Page.
········

The V6 model, the 300S, has an EPA estimate of 22 mpg. It also has responsive handling and contains more than enough storage space for any extra items you carry around. It also comes with the option to get the AWD drivetrain. 

The V8 version, the 300C, however, only comes with rear-wheel drive. Acceleration times aren’t terribly fast, but they’re quick enough for a large sedan like this one. 

The Touring is the base package, and it runs for an affordable price of $31,000. However, it doesn’t come with too many features that are really useful. The Touring L trim gives you a little more for $35,000. With more advanced features, the Limited trim starts at $40,000.

The 300 is well known for its luxurious interior, at least for the upper trim levels. The 2020 version has padded leather in spots, faux-wood trim that’s hard to distinguish from the real thing, and comfortable heated seats. Even the cloth materials, used in the base trim, are comfortable to sit in. 

Where does it fail to impress?

The Chrysler 300 fails to impress with its 20-inch wheels. The 18-inch wheels that come with the 300C provide the ultimate ride and grip the road well. The 300S, however, has 20-inch wheels that don’t balance the car out very well. The ride isn’t as smooth as what you get with the smaller-sized tires. 

The V8 engine may be a powerhouse and a dream to own, but it comes at an enormous cost. The EPA rating for the powerful motor is only about 16 mpg overall. Not very good for such a powerful motor. If you need a better fuel economy sedan, the 300S offers a much better rating.

Reliability is a little concerning when you look at its history, as shown in the Consumer Reports review. Since production in 2005, the Chrysler 300 has had some problems with the climate system, brakes, and body integrity. There have also been some minor issues with the engines and transmissions, causing a bit of a concern on how reliable the sedan really is. 

Overall, the Chrysler 300 has remained stable over the years. With minor updates and upgrades to the sedan, the 300 is still a solid vehicle that will remain near the top for many more years to come.

········

Element-and-box listings:
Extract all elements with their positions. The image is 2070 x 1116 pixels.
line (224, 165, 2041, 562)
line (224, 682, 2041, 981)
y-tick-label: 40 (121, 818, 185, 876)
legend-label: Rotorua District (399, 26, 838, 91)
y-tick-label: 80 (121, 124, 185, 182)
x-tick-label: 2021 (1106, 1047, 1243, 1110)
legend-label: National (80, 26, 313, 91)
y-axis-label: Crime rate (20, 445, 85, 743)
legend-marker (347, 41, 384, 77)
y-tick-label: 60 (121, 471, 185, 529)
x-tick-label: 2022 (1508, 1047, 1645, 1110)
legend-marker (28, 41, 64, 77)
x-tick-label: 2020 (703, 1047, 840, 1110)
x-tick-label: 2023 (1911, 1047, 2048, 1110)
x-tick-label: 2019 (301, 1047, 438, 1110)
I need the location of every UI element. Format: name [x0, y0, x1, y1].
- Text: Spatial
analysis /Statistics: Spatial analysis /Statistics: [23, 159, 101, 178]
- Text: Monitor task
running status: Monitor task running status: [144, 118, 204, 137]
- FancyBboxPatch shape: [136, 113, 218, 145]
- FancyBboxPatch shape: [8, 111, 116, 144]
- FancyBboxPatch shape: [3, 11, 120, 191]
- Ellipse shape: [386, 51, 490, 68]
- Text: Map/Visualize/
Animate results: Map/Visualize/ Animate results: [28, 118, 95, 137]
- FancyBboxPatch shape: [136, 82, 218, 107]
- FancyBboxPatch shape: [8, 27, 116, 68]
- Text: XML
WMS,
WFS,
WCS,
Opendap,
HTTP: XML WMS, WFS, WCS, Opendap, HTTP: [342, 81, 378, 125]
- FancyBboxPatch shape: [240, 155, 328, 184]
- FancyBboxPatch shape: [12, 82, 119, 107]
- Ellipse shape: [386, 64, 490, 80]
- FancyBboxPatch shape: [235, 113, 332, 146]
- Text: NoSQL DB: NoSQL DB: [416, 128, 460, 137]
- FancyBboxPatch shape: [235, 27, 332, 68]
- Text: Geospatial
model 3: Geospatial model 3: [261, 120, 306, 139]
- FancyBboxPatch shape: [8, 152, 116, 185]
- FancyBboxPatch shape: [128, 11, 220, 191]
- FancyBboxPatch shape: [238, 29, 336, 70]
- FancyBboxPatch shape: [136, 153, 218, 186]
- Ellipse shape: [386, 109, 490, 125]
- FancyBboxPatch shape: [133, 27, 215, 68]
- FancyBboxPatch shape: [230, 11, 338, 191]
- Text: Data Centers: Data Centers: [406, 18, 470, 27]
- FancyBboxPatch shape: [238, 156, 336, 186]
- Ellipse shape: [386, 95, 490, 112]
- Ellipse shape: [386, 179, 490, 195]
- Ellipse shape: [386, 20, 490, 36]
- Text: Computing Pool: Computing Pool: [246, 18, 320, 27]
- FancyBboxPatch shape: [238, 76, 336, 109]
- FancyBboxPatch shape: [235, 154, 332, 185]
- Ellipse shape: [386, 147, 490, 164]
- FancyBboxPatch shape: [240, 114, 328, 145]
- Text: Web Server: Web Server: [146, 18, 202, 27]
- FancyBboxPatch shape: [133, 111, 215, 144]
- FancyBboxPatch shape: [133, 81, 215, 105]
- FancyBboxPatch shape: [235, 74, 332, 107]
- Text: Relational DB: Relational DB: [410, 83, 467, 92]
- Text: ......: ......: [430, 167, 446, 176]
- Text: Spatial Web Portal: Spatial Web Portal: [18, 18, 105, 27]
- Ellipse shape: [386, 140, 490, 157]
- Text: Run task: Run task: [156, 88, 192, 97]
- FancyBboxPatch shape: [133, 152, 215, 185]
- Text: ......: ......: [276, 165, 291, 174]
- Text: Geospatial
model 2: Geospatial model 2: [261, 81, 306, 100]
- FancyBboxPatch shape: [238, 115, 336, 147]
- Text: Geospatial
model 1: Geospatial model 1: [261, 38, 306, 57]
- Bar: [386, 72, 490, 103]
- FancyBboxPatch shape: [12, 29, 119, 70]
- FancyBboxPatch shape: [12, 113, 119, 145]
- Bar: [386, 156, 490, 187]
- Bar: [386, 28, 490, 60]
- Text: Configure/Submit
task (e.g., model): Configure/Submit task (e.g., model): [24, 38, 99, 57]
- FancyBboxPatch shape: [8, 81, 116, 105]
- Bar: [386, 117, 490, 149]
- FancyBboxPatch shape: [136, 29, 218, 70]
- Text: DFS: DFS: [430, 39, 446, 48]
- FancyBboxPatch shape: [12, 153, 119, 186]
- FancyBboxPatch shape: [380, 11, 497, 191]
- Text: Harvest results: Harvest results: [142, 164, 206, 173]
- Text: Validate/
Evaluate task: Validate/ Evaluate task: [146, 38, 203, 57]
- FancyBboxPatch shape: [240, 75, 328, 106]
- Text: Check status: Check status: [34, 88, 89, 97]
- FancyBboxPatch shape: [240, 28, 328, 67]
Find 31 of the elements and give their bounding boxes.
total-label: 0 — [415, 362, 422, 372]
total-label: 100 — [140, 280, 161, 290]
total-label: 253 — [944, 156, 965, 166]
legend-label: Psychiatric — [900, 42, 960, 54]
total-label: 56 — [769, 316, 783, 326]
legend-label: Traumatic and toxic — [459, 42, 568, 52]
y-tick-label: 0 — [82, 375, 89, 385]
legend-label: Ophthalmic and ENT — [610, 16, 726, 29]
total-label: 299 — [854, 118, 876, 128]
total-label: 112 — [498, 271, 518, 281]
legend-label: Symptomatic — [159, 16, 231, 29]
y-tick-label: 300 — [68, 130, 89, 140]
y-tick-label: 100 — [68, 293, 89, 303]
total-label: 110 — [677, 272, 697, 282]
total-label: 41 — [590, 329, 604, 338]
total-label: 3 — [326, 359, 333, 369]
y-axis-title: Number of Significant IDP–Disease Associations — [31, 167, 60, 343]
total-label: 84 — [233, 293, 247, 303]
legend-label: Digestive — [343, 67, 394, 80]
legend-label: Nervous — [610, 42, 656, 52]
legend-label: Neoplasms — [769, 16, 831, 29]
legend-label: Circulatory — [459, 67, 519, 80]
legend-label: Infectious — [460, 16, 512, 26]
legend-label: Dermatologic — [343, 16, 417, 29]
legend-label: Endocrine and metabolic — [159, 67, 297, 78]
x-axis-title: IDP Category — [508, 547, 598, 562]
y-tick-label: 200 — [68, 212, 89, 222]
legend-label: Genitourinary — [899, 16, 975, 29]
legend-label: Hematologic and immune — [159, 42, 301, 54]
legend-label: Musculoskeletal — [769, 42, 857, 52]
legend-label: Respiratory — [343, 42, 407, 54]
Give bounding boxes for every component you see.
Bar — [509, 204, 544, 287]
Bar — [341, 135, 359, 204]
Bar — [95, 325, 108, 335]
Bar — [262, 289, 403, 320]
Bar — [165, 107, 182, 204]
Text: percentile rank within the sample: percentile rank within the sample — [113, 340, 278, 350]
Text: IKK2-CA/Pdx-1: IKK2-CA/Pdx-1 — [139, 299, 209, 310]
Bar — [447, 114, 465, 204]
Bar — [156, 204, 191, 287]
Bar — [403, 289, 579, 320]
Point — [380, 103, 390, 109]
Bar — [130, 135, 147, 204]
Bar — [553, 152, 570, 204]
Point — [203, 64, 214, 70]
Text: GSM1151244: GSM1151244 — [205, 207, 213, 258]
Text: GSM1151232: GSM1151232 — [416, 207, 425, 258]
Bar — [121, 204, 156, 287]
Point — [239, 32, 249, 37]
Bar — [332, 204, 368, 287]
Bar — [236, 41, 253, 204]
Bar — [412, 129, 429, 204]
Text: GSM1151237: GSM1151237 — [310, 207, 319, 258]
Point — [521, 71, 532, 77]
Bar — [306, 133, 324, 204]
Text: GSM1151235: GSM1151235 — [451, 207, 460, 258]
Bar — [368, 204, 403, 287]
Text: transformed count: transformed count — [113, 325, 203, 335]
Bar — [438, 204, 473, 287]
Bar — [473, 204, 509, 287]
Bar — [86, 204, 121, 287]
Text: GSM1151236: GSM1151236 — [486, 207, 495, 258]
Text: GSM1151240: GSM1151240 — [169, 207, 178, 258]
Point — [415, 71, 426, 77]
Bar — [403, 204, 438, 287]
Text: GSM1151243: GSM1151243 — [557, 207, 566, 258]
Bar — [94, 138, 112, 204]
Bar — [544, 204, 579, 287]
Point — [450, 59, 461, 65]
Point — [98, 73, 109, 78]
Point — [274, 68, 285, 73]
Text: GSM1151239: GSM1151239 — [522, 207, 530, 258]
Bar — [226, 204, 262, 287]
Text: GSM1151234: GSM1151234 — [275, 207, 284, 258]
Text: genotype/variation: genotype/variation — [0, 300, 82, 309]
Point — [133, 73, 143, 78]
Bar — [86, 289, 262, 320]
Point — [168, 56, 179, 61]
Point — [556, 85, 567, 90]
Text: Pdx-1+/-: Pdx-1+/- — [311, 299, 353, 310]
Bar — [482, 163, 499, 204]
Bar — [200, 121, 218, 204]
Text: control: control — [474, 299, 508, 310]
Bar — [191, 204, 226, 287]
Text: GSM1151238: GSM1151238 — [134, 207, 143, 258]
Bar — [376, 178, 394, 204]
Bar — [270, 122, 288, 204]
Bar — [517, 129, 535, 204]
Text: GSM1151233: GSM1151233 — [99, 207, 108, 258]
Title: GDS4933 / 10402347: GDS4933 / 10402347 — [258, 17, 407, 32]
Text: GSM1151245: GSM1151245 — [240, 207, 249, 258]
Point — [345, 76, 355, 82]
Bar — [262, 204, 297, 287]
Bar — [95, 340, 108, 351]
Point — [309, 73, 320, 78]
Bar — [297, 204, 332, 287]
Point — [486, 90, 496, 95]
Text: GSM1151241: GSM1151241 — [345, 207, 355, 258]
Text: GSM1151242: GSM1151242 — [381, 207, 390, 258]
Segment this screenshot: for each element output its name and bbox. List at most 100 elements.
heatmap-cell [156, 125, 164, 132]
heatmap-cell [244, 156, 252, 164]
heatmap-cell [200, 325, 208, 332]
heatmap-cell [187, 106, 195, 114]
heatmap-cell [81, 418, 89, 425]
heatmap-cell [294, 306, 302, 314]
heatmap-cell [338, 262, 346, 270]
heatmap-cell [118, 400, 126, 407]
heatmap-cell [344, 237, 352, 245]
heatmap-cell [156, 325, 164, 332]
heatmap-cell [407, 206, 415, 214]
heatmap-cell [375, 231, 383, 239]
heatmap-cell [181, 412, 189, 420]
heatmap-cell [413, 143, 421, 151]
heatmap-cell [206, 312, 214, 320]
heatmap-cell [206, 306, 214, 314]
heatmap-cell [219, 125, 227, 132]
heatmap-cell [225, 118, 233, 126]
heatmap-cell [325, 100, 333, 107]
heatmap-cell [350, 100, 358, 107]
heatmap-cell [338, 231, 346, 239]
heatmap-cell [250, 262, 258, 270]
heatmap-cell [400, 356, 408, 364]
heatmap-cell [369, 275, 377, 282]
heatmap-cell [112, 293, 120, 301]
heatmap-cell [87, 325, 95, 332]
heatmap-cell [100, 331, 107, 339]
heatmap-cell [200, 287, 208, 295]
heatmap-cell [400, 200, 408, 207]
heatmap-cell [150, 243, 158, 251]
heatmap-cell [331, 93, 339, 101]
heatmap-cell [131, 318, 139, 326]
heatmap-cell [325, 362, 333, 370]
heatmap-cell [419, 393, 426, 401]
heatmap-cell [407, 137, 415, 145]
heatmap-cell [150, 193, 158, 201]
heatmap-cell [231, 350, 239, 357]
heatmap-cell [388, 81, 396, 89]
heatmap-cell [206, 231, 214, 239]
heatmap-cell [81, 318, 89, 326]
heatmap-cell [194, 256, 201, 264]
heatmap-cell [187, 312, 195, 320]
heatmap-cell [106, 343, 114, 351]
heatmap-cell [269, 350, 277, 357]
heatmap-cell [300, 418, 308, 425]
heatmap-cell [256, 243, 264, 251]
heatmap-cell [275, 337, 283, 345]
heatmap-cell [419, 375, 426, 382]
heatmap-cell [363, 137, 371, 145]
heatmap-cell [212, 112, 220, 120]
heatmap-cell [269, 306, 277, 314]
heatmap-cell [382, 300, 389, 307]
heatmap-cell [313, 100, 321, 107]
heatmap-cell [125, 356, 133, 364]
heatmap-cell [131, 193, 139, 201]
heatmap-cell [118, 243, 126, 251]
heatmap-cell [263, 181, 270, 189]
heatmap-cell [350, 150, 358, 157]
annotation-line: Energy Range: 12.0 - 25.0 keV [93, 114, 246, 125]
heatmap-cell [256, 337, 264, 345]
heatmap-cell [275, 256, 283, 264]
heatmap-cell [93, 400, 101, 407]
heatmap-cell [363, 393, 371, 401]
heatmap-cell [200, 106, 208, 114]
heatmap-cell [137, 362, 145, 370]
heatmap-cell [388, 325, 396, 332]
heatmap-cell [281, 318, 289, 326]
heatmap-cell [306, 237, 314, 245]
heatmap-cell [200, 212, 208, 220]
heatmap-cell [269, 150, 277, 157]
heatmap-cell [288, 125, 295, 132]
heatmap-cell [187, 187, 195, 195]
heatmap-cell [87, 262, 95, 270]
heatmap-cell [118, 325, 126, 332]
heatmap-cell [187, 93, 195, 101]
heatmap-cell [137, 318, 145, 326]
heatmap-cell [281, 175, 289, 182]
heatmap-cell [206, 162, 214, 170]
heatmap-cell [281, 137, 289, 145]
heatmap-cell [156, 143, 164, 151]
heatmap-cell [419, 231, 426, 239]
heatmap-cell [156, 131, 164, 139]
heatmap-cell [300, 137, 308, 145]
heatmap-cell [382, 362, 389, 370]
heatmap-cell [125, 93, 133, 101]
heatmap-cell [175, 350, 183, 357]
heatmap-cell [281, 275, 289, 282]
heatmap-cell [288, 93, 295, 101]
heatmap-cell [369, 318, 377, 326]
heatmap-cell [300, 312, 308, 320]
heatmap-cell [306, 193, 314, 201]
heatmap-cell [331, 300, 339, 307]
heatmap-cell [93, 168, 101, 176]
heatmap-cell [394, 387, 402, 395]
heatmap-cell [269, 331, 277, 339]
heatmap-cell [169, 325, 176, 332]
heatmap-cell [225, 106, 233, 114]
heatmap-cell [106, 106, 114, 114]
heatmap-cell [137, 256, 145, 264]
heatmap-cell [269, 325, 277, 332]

········

Given instruction. Revise a passage of the Chrysler 300 overview: write it out again starting with "Where does it" and going on through "the smaller-sized tires.", with "20-inch wheels" changed to "19-inch wheels" throughout.

Worked answer.
Where does it fail to impress?

The Chrysler 300 fails to impress with its 19-inch wheels. The 18-inch wheels that come with the 300C provide the ultimate ride and grip the road well. The 300S, however, has 19-inch wheels that don’t balance the car out very well. The ride isn’t as smooth as what you get with the smaller-sized tires.